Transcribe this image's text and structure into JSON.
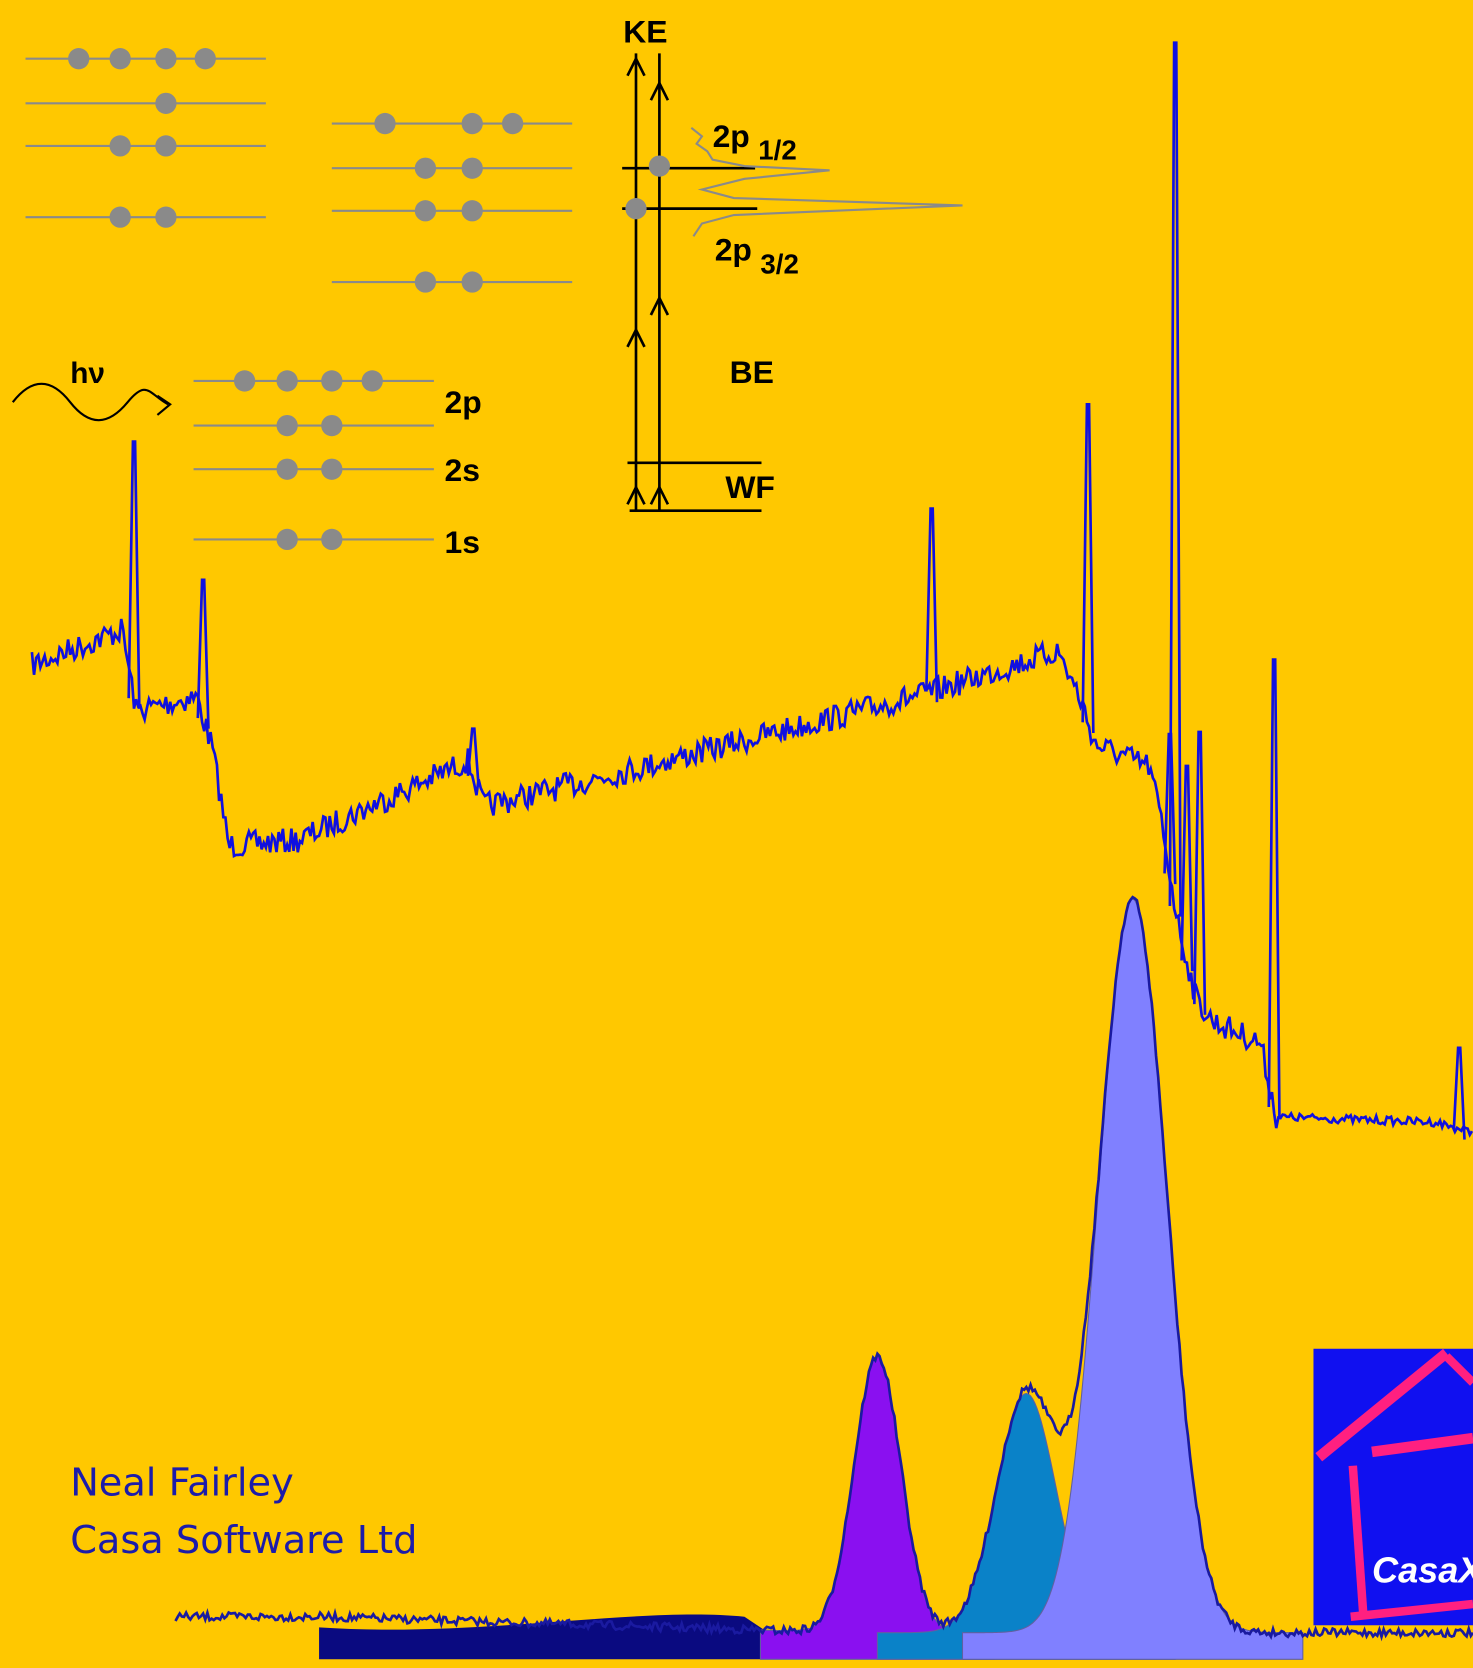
{
  "energy_diagram": {
    "axis_label": "KE",
    "levels": [
      {
        "orbital": "2p",
        "subscript": "1/2"
      },
      {
        "orbital": "2p",
        "subscript": "3/2"
      }
    ],
    "binding_energy": "BE",
    "work_function": "WF"
  },
  "photon": "hν",
  "orbitals": [
    "2p",
    "2s",
    "1s"
  ],
  "author": {
    "name": "Neal Fairley",
    "company": "Casa Software Ltd"
  },
  "logo": "CasaX"
}
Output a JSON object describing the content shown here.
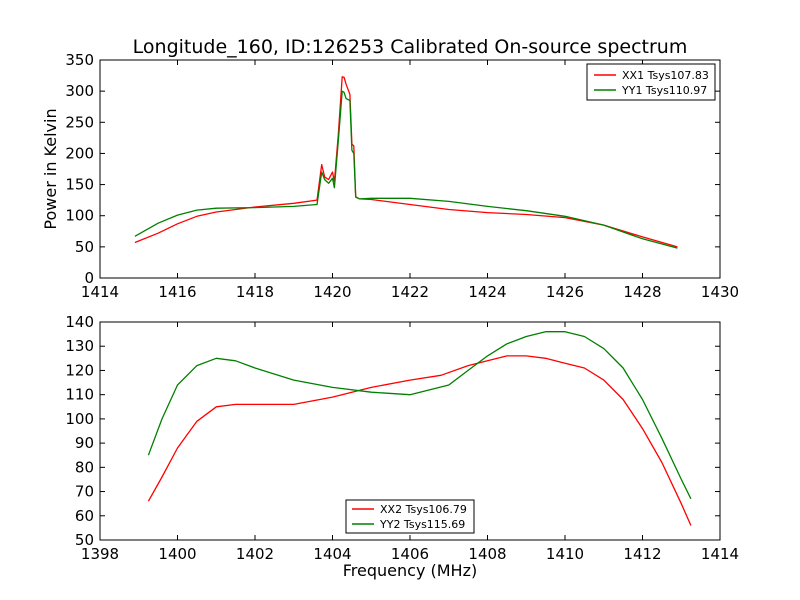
{
  "colors": {
    "red": "#ff0000",
    "green": "#008000",
    "axis": "#000000",
    "background": "#ffffff"
  },
  "chart_data": [
    {
      "type": "line",
      "title": "Longitude_160, ID:126253 Calibrated On-source spectrum",
      "xlabel": "",
      "ylabel": "Power in Kelvin",
      "xlim": [
        1414,
        1430
      ],
      "ylim": [
        0,
        350
      ],
      "xticks": [
        1414,
        1416,
        1418,
        1420,
        1422,
        1424,
        1426,
        1428,
        1430
      ],
      "yticks": [
        0,
        50,
        100,
        150,
        200,
        250,
        300,
        350
      ],
      "grid": false,
      "legend_position": "top-right",
      "series": [
        {
          "name": "XX1 Tsys107.83",
          "color": "#ff0000",
          "x": [
            1414.9,
            1415.5,
            1416.0,
            1416.5,
            1417.0,
            1418.0,
            1419.0,
            1419.6,
            1419.72,
            1419.8,
            1419.9,
            1420.0,
            1420.05,
            1420.15,
            1420.25,
            1420.3,
            1420.35,
            1420.45,
            1420.5,
            1420.55,
            1420.6,
            1420.7,
            1421.0,
            1422.0,
            1423.0,
            1424.0,
            1425.0,
            1426.0,
            1427.0,
            1428.0,
            1428.9
          ],
          "y": [
            57,
            72,
            87,
            99,
            106,
            114,
            120,
            125,
            182,
            162,
            158,
            170,
            155,
            230,
            323,
            322,
            311,
            295,
            215,
            212,
            130,
            127,
            126,
            118,
            110,
            105,
            102,
            97,
            85,
            66,
            50
          ]
        },
        {
          "name": "YY1 Tsys110.97",
          "color": "#008000",
          "x": [
            1414.9,
            1415.5,
            1416.0,
            1416.5,
            1417.0,
            1418.0,
            1419.0,
            1419.6,
            1419.72,
            1419.8,
            1419.9,
            1420.0,
            1420.05,
            1420.15,
            1420.25,
            1420.3,
            1420.35,
            1420.45,
            1420.5,
            1420.55,
            1420.6,
            1420.7,
            1421.0,
            1422.0,
            1423.0,
            1424.0,
            1425.0,
            1426.0,
            1427.0,
            1428.0,
            1428.9
          ],
          "y": [
            67,
            88,
            101,
            109,
            112,
            113,
            115,
            118,
            170,
            158,
            152,
            160,
            145,
            220,
            300,
            298,
            288,
            285,
            205,
            200,
            130,
            127,
            128,
            128,
            123,
            115,
            108,
            99,
            85,
            63,
            48
          ]
        }
      ]
    },
    {
      "type": "line",
      "title": "",
      "xlabel": "Frequency (MHz)",
      "ylabel": "",
      "xlim": [
        1398,
        1414
      ],
      "ylim": [
        50,
        140
      ],
      "xticks": [
        1398,
        1400,
        1402,
        1404,
        1406,
        1408,
        1410,
        1412,
        1414
      ],
      "yticks": [
        50,
        60,
        70,
        80,
        90,
        100,
        110,
        120,
        130,
        140
      ],
      "grid": false,
      "legend_position": "bottom-center",
      "series": [
        {
          "name": "XX2 Tsys106.79",
          "color": "#ff0000",
          "x": [
            1399.25,
            1399.6,
            1400.0,
            1400.5,
            1401.0,
            1401.5,
            1402.0,
            1403.0,
            1404.0,
            1405.0,
            1406.0,
            1406.8,
            1407.5,
            1408.0,
            1408.5,
            1409.0,
            1409.5,
            1410.0,
            1410.5,
            1411.0,
            1411.5,
            1412.0,
            1412.5,
            1413.0,
            1413.25
          ],
          "y": [
            66,
            76,
            88,
            99,
            105,
            106,
            106,
            106,
            109,
            113,
            116,
            118,
            122,
            124,
            126,
            126,
            125,
            123,
            121,
            116,
            108,
            96,
            82,
            65,
            56
          ]
        },
        {
          "name": "YY2 Tsys115.69",
          "color": "#008000",
          "x": [
            1399.25,
            1399.6,
            1400.0,
            1400.5,
            1401.0,
            1401.5,
            1402.0,
            1403.0,
            1404.0,
            1405.0,
            1406.0,
            1407.0,
            1407.5,
            1408.0,
            1408.5,
            1409.0,
            1409.5,
            1410.0,
            1410.5,
            1411.0,
            1411.5,
            1412.0,
            1412.5,
            1413.0,
            1413.25
          ],
          "y": [
            85,
            100,
            114,
            122,
            125,
            124,
            121,
            116,
            113,
            111,
            110,
            114,
            120,
            126,
            131,
            134,
            136,
            136,
            134,
            129,
            121,
            108,
            92,
            75,
            67
          ]
        }
      ]
    }
  ]
}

# # #

● Problem description:
Your task is to transcribe all of the records precisely, with no images included.

● Response to the exercise:
Transcribe this image's text and structure into JSON.
{
  "energy_diagram": {
    "axis_label": "KE",
    "levels": [
      {
        "orbital": "2p",
        "subscript": "1/2"
      },
      {
        "orbital": "2p",
        "subscript": "3/2"
      }
    ],
    "binding_energy": "BE",
    "work_function": "WF"
  },
  "photon": "hν",
  "orbitals": [
    "2p",
    "2s",
    "1s"
  ],
  "author": {
    "name": "Neal Fairley",
    "company": "Casa Software Ltd"
  },
  "logo": "CasaX"
}
Output a JSON object describing the content shown here.
{
  "colors": {
    "red": "#ff0000",
    "green": "#008000",
    "axis": "#000000",
    "background": "#ffffff"
  },
  "chart_data": [
    {
      "type": "line",
      "title": "Longitude_160, ID:126253 Calibrated On-source spectrum",
      "xlabel": "",
      "ylabel": "Power in Kelvin",
      "xlim": [
        1414,
        1430
      ],
      "ylim": [
        0,
        350
      ],
      "xticks": [
        1414,
        1416,
        1418,
        1420,
        1422,
        1424,
        1426,
        1428,
        1430
      ],
      "yticks": [
        0,
        50,
        100,
        150,
        200,
        250,
        300,
        350
      ],
      "grid": false,
      "legend_position": "top-right",
      "series": [
        {
          "name": "XX1 Tsys107.83",
          "color": "#ff0000",
          "x": [
            1414.9,
            1415.5,
            1416.0,
            1416.5,
            1417.0,
            1418.0,
            1419.0,
            1419.6,
            1419.72,
            1419.8,
            1419.9,
            1420.0,
            1420.05,
            1420.15,
            1420.25,
            1420.3,
            1420.35,
            1420.45,
            1420.5,
            1420.55,
            1420.6,
            1420.7,
            1421.0,
            1422.0,
            1423.0,
            1424.0,
            1425.0,
            1426.0,
            1427.0,
            1428.0,
            1428.9
          ],
          "y": [
            57,
            72,
            87,
            99,
            106,
            114,
            120,
            125,
            182,
            162,
            158,
            170,
            155,
            230,
            323,
            322,
            311,
            295,
            215,
            212,
            130,
            127,
            126,
            118,
            110,
            105,
            102,
            97,
            85,
            66,
            50
          ]
        },
        {
          "name": "YY1 Tsys110.97",
          "color": "#008000",
          "x": [
            1414.9,
            1415.5,
            1416.0,
            1416.5,
            1417.0,
            1418.0,
            1419.0,
            1419.6,
            1419.72,
            1419.8,
            1419.9,
            1420.0,
            1420.05,
            1420.15,
            1420.25,
            1420.3,
            1420.35,
            1420.45,
            1420.5,
            1420.55,
            1420.6,
            1420.7,
            1421.0,
            1422.0,
            1423.0,
            1424.0,
            1425.0,
            1426.0,
            1427.0,
            1428.0,
            1428.9
          ],
          "y": [
            67,
            88,
            101,
            109,
            112,
            113,
            115,
            118,
            170,
            158,
            152,
            160,
            145,
            220,
            300,
            298,
            288,
            285,
            205,
            200,
            130,
            127,
            128,
            128,
            123,
            115,
            108,
            99,
            85,
            63,
            48
          ]
        }
      ]
    },
    {
      "type": "line",
      "title": "",
      "xlabel": "Frequency (MHz)",
      "ylabel": "",
      "xlim": [
        1398,
        1414
      ],
      "ylim": [
        50,
        140
      ],
      "xticks": [
        1398,
        1400,
        1402,
        1404,
        1406,
        1408,
        1410,
        1412,
        1414
      ],
      "yticks": [
        50,
        60,
        70,
        80,
        90,
        100,
        110,
        120,
        130,
        140
      ],
      "grid": false,
      "legend_position": "bottom-center",
      "series": [
        {
          "name": "XX2 Tsys106.79",
          "color": "#ff0000",
          "x": [
            1399.25,
            1399.6,
            1400.0,
            1400.5,
            1401.0,
            1401.5,
            1402.0,
            1403.0,
            1404.0,
            1405.0,
            1406.0,
            1406.8,
            1407.5,
            1408.0,
            1408.5,
            1409.0,
            1409.5,
            1410.0,
            1410.5,
            1411.0,
            1411.5,
            1412.0,
            1412.5,
            1413.0,
            1413.25
          ],
          "y": [
            66,
            76,
            88,
            99,
            105,
            106,
            106,
            106,
            109,
            113,
            116,
            118,
            122,
            124,
            126,
            126,
            125,
            123,
            121,
            116,
            108,
            96,
            82,
            65,
            56
          ]
        },
        {
          "name": "YY2 Tsys115.69",
          "color": "#008000",
          "x": [
            1399.25,
            1399.6,
            1400.0,
            1400.5,
            1401.0,
            1401.5,
            1402.0,
            1403.0,
            1404.0,
            1405.0,
            1406.0,
            1407.0,
            1407.5,
            1408.0,
            1408.5,
            1409.0,
            1409.5,
            1410.0,
            1410.5,
            1411.0,
            1411.5,
            1412.0,
            1412.5,
            1413.0,
            1413.25
          ],
          "y": [
            85,
            100,
            114,
            122,
            125,
            124,
            121,
            116,
            113,
            111,
            110,
            114,
            120,
            126,
            131,
            134,
            136,
            136,
            134,
            129,
            121,
            108,
            92,
            75,
            67
          ]
        }
      ]
    }
  ]
}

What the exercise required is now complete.